WORK INSTRUCTIONS:
Go through the records below line by line, counting those that contain the word "módosítások"; answer with the count only.

DATASET ENTRIES:
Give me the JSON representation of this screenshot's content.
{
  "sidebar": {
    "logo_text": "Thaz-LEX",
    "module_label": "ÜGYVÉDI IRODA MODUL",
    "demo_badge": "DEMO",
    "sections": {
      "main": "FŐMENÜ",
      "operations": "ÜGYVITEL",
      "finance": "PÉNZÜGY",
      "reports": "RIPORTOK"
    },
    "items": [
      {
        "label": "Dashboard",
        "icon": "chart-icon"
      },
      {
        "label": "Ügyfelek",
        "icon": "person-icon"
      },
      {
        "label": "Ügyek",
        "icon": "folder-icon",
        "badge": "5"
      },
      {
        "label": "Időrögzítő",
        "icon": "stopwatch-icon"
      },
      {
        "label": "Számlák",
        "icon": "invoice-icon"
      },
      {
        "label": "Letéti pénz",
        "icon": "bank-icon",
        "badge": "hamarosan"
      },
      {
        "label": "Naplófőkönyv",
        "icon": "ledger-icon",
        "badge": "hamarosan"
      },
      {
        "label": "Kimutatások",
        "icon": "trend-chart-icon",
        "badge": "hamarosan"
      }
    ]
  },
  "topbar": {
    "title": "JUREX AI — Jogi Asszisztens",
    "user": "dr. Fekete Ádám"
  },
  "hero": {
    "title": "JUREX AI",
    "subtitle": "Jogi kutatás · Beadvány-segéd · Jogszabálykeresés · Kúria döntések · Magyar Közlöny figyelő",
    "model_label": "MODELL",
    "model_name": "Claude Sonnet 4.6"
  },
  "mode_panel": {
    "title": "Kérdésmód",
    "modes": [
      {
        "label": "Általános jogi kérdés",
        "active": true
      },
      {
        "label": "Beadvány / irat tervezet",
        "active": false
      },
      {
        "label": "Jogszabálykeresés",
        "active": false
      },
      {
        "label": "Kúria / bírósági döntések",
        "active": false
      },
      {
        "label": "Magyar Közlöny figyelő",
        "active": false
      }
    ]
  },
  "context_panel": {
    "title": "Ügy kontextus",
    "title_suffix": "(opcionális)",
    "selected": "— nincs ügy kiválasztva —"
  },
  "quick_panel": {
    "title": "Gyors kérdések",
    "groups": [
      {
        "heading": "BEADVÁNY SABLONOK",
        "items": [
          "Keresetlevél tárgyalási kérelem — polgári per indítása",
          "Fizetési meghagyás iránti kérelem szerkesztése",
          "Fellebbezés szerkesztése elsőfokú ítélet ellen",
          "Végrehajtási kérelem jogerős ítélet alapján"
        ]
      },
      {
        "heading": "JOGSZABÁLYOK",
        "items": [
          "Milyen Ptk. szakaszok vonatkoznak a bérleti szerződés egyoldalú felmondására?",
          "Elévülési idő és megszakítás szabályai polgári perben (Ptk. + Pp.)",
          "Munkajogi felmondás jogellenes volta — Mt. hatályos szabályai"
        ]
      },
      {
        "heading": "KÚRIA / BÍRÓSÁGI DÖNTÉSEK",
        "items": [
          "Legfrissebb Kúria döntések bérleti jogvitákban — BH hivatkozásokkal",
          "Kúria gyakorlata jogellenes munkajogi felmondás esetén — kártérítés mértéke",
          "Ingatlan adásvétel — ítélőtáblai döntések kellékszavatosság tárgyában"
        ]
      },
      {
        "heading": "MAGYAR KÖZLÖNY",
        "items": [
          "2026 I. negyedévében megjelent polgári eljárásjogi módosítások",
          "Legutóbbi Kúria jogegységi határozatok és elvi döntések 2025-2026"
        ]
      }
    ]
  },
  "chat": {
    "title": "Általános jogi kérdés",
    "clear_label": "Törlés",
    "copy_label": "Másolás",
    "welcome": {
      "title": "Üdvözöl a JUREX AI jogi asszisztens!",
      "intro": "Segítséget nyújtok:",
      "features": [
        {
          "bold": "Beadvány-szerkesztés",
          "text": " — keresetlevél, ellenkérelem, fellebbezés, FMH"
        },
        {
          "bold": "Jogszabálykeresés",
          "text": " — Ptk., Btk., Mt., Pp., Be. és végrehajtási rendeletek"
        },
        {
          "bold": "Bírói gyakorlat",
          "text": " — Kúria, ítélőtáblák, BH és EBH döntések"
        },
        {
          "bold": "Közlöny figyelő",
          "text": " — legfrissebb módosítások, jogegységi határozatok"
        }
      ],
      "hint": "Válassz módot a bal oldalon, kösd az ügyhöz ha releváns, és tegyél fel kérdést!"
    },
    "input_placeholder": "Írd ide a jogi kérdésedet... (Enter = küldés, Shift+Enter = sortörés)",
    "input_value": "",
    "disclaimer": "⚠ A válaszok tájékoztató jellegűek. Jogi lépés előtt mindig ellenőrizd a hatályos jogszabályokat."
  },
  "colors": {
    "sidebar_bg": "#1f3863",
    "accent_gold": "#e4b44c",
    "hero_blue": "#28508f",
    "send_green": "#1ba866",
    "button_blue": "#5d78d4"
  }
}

FULL SOLUTION:
2